WHAT NEEDS TO BE DONE: From the entries below, list each line with "xlabel".

PROVIDED ENTRIES:
* START *

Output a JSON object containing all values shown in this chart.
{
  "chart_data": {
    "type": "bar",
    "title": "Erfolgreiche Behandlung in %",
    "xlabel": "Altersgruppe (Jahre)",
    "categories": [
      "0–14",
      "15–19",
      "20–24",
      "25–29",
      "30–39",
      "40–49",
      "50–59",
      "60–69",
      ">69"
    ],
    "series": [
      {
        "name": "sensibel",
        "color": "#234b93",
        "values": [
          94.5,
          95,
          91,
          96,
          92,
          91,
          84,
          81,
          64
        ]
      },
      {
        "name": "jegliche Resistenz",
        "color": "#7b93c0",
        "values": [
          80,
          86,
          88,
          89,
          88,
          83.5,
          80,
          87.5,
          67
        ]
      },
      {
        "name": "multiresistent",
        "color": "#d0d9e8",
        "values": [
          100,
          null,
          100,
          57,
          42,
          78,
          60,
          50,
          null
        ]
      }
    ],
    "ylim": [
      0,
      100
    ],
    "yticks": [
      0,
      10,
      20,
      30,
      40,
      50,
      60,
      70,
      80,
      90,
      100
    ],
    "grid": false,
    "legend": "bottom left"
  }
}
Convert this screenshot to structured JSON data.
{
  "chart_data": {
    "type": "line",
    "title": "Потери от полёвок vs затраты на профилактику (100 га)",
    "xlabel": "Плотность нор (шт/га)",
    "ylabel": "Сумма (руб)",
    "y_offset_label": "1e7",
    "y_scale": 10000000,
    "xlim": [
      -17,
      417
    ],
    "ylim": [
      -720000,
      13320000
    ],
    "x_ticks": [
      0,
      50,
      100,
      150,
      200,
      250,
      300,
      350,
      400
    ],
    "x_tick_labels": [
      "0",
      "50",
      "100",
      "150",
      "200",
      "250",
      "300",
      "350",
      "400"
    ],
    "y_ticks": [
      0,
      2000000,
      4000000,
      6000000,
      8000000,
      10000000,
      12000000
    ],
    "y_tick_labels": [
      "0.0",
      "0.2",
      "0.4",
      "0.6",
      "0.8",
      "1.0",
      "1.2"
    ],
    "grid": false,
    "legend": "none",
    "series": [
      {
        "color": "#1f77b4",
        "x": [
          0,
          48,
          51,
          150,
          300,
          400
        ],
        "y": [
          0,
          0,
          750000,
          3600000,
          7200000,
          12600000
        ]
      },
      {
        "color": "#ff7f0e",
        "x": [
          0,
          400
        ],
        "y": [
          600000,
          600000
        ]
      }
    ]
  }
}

* END *

TASK OUTPUT:
    "xlabel": "Altersgruppe (Jahre)",
    "xlabel": "Плотность нор (шт/га)",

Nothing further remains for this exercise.